EXERCISE DIRECTIONS: Rewrite every line of the data listing below as a JSON list of strings, one string per line, skipping blank lines and omitting the pictures.

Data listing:
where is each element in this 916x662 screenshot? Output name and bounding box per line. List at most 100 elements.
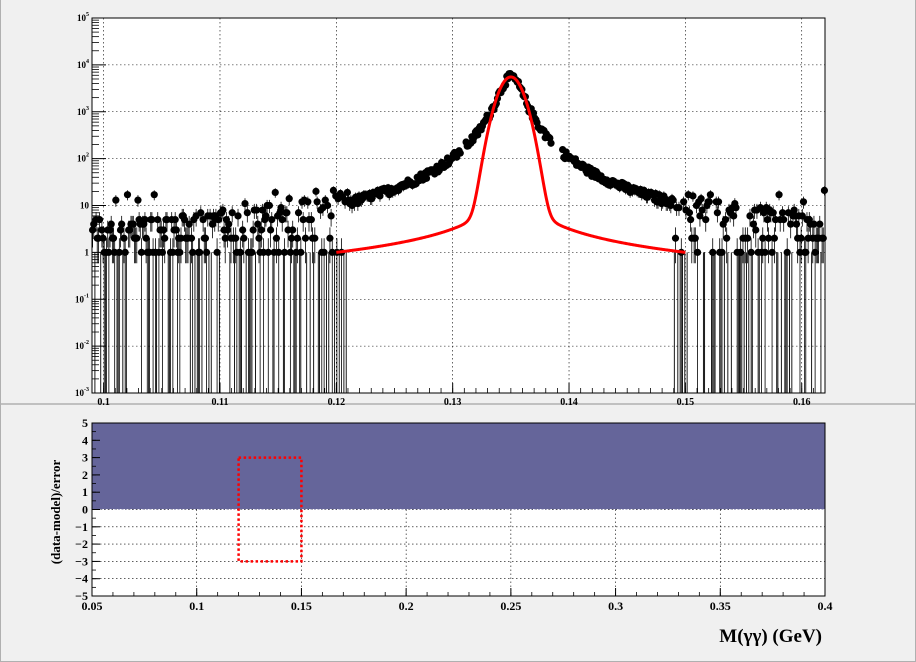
top-data-point: [243, 209, 251, 217]
top-data-point: [691, 234, 699, 242]
top-data-point: [280, 248, 289, 256]
top-data-point: [697, 195, 705, 203]
bottom-y-tick-label: 5: [82, 416, 88, 430]
residual-fill: [92, 423, 825, 510]
top-data-point: [150, 191, 158, 199]
top-data-point: [129, 220, 137, 228]
top-data-point: [768, 248, 776, 256]
top-data-point: [718, 248, 726, 256]
top-x-axis: 0.1 0.11 0.12 0.13 0.14 0.15 0.16: [97, 383, 814, 408]
fit-curve: [336, 75, 686, 254]
top-x-tick-label: 0.1: [97, 397, 110, 408]
top-data-point: [294, 209, 303, 217]
top-data-point: [239, 226, 247, 234]
top-data-point: [264, 248, 272, 256]
top-data-point: [752, 226, 760, 234]
top-data-point: [109, 234, 118, 242]
top-data-point: [287, 234, 296, 242]
top-data-point: [820, 186, 829, 194]
top-data-point: [234, 212, 242, 220]
top-x-tick-label: 0.15: [677, 397, 695, 408]
top-data-point: [223, 226, 232, 234]
top-data-point: [312, 187, 320, 195]
top-data-point: [763, 216, 772, 224]
top-data-point: [201, 234, 210, 242]
top-y-tick-label: 105: [77, 12, 89, 23]
bottom-y-tick-label: −5: [75, 589, 88, 603]
top-data-point: [714, 198, 723, 206]
top-data-point: [241, 199, 249, 208]
bottom-x-tick-label: 0.2: [399, 599, 414, 613]
residual-box: [237, 456, 303, 563]
top-data-point: [324, 201, 332, 210]
top-data-point: [723, 234, 731, 242]
top-data-point: [706, 191, 714, 199]
top-data-point: [329, 186, 338, 194]
top-data-point: [154, 216, 162, 224]
top-data-point: [134, 196, 142, 204]
top-data-point: [187, 234, 196, 242]
top-data-point: [693, 248, 702, 256]
top-data-point: [278, 216, 286, 224]
bottom-y-tick-label: −2: [75, 537, 88, 551]
top-y-tick-label: 10: [80, 201, 90, 211]
top-data-point: [262, 212, 270, 220]
top-data-point: [721, 216, 730, 224]
top-data-point: [797, 234, 805, 242]
top-y-axis: 10-3 10-2 10-1 1 10 102 103 104 105: [75, 12, 106, 398]
top-data-point: [133, 234, 141, 242]
top-data-points: [88, 69, 829, 393]
top-data-point: [185, 220, 193, 228]
top-fit-curve: [336, 75, 686, 254]
top-data-point: [783, 248, 791, 256]
top-data-point: [770, 234, 778, 242]
top-data-point: [203, 248, 211, 256]
top-data-point: [297, 248, 305, 256]
top-data-point: [313, 198, 321, 206]
top-data-point: [277, 204, 285, 212]
top-data-point: [769, 209, 777, 217]
top-data-point: [271, 188, 279, 197]
top-y-tick-label: 102: [77, 153, 89, 164]
top-data-point: [159, 226, 168, 234]
bottom-y-tick-label: 1: [82, 485, 88, 499]
top-data-point: [137, 248, 146, 256]
top-data-point: [790, 206, 798, 214]
bottom-x-tick-label: 0.3: [608, 599, 623, 613]
top-data-point: [221, 234, 229, 242]
top-data-point: [141, 216, 149, 224]
top-data-point: [299, 216, 307, 224]
top-data-point: [326, 234, 334, 242]
top-data-point: [253, 206, 261, 214]
top-data-point: [225, 220, 233, 228]
top-data-point: [756, 204, 765, 212]
top-data-point: [802, 248, 810, 256]
bottom-y-tick-label: 0: [82, 503, 88, 517]
top-data-point: [799, 198, 808, 206]
top-y-tick-label: 10-1: [75, 293, 89, 304]
top-data-point: [123, 191, 132, 199]
top-data-point: [106, 226, 114, 234]
bottom-x-tick-label: 0.05: [82, 599, 103, 613]
top-data-point: [196, 248, 204, 256]
bottom-x-tick-label: 0.4: [818, 599, 833, 613]
top-data-point: [189, 248, 197, 256]
top-data-point: [219, 206, 227, 214]
fit-range-box: [237, 456, 303, 563]
top-data-point: [180, 216, 189, 224]
top-data-point: [105, 248, 113, 256]
top-data-point: [547, 139, 555, 147]
top-data-point: [285, 195, 293, 203]
top-data-point: [286, 248, 294, 256]
top-data-point: [232, 234, 240, 242]
top-data-point: [307, 216, 315, 224]
top-data-point: [376, 192, 384, 200]
top-data-point: [268, 216, 276, 224]
top-data-point: [675, 204, 683, 212]
top-data-point: [301, 234, 310, 242]
top-grid: [92, 17, 825, 394]
top-x-tick-label: 0.11: [212, 397, 229, 408]
top-data-point: [775, 191, 783, 199]
top-data-point: [214, 216, 222, 224]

RESULT FOR THIS EXERCISE:
[
  "where is each element in this 916x662 screenshot? Output name and bounding box per line. List at most 100 elements.",
  "top-data-point: [243, 209, 251, 217]",
  "top-data-point: [691, 234, 699, 242]",
  "top-data-point: [280, 248, 289, 256]",
  "top-data-point: [697, 195, 705, 203]",
  "bottom-y-tick-label: 5: [82, 416, 88, 430]",
  "residual-fill: [92, 423, 825, 510]",
  "top-data-point: [150, 191, 158, 199]",
  "top-data-point: [129, 220, 137, 228]",
  "top-data-point: [768, 248, 776, 256]",
  "top-data-point: [718, 248, 726, 256]",
  "top-x-axis: 0.1 0.11 0.12 0.13 0.14 0.15 0.16: [97, 383, 814, 408]",
  "fit-curve: [336, 75, 686, 254]",
  "top-x-tick-label: 0.1: [97, 397, 110, 408]",
  "top-data-point: [294, 209, 303, 217]",
  "top-data-point: [239, 226, 247, 234]",
  "top-data-point: [264, 248, 272, 256]",
  "top-data-point: [752, 226, 760, 234]",
  "top-data-point: [109, 234, 118, 242]",
  "top-data-point: [287, 234, 296, 242]",
  "top-data-point: [820, 186, 829, 194]",
  "top-data-point: [234, 212, 242, 220]",
  "top-x-tick-label: 0.15: [677, 397, 695, 408]",
  "top-data-point: [223, 226, 232, 234]",
  "top-data-point: [312, 187, 320, 195]",
  "top-data-point: [763, 216, 772, 224]",
  "top-data-point: [201, 234, 210, 242]",
  "top-y-tick-label: 105: [77, 12, 89, 23]",
  "bottom-y-tick-label: −5: [75, 589, 88, 603]",
  "top-data-point: [714, 198, 723, 206]",
  "top-data-point: [241, 199, 249, 208]",
  "bottom-x-tick-label: 0.2: [399, 599, 414, 613]",
  "residual-box: [237, 456, 303, 563]",
  "top-data-point: [324, 201, 332, 210]",
  "top-data-point: [723, 234, 731, 242]",
  "top-data-point: [706, 191, 714, 199]",
  "top-data-point: [329, 186, 338, 194]",
  "top-data-point: [154, 216, 162, 224]",
  "top-data-point: [134, 196, 142, 204]",
  "top-data-point: [187, 234, 196, 242]",
  "top-data-point: [693, 248, 702, 256]",
  "top-data-point: [278, 216, 286, 224]",
  "bottom-y-tick-label: −2: [75, 537, 88, 551]",
  "top-y-tick-label: 10: [80, 201, 90, 211]",
  "top-data-point: [262, 212, 270, 220]",
  "top-data-point: [721, 216, 730, 224]",
  "top-data-point: [797, 234, 805, 242]",
  "top-y-axis: 10-3 10-2 10-1 1 10 102 103 104 105: [75, 12, 106, 398]",
  "top-data-point: [133, 234, 141, 242]",
  "top-data-points: [88, 69, 829, 393]",
  "top-data-point: [185, 220, 193, 228]",
  "top-fit-curve: [336, 75, 686, 254]",
  "top-data-point: [783, 248, 791, 256]",
  "top-data-point: [770, 234, 778, 242]",
  "top-data-point: [203, 248, 211, 256]",
  "top-data-point: [297, 248, 305, 256]",
  "top-data-point: [313, 198, 321, 206]",
  "top-data-point: [277, 204, 285, 212]",
  "top-data-point: [769, 209, 777, 217]",
  "top-data-point: [271, 188, 279, 197]",
  "top-y-tick-label: 102: [77, 153, 89, 164]",
  "top-data-point: [159, 226, 168, 234]",
  "bottom-y-tick-label: 1: [82, 485, 88, 499]",
  "top-data-point: [137, 248, 146, 256]",
  "top-data-point: [790, 206, 798, 214]",
  "bottom-x-tick-label: 0.3: [608, 599, 623, 613]",
  "top-data-point: [221, 234, 229, 242]",
  "top-data-point: [141, 216, 149, 224]",
  "top-data-point: [299, 216, 307, 224]",
  "top-data-point: [326, 234, 334, 242]",
  "top-data-point: [253, 206, 261, 214]",
  "top-data-point: [225, 220, 233, 228]",
  "top-data-point: [756, 204, 765, 212]",
  "top-data-point: [802, 248, 810, 256]",
  "bottom-y-tick-label: 0: [82, 503, 88, 517]",
  "top-data-point: [799, 198, 808, 206]",
  "top-y-tick-label: 10-1: [75, 293, 89, 304]",
  "top-data-point: [123, 191, 132, 199]",
  "top-data-point: [106, 226, 114, 234]",
  "bottom-x-tick-label: 0.05: [82, 599, 103, 613]",
  "top-data-point: [196, 248, 204, 256]",
  "bottom-x-tick-label: 0.4: [818, 599, 833, 613]",
  "top-data-point: [189, 248, 197, 256]",
  "top-data-point: [219, 206, 227, 214]",
  "fit-range-box: [237, 456, 303, 563]",
  "top-data-point: [180, 216, 189, 224]",
  "top-data-point: [105, 248, 113, 256]",
  "top-data-point: [547, 139, 555, 147]",
  "top-data-point: [285, 195, 293, 203]",
  "top-data-point: [286, 248, 294, 256]",
  "top-data-point: [232, 234, 240, 242]",
  "top-data-point: [307, 216, 315, 224]",
  "top-data-point: [376, 192, 384, 200]",
  "top-data-point: [268, 216, 276, 224]",
  "top-data-point: [675, 204, 683, 212]",
  "top-data-point: [301, 234, 310, 242]",
  "top-grid: [92, 17, 825, 394]",
  "top-x-tick-label: 0.11: [212, 397, 229, 408]",
  "top-data-point: [775, 191, 783, 199]",
  "top-data-point: [214, 216, 222, 224]"
]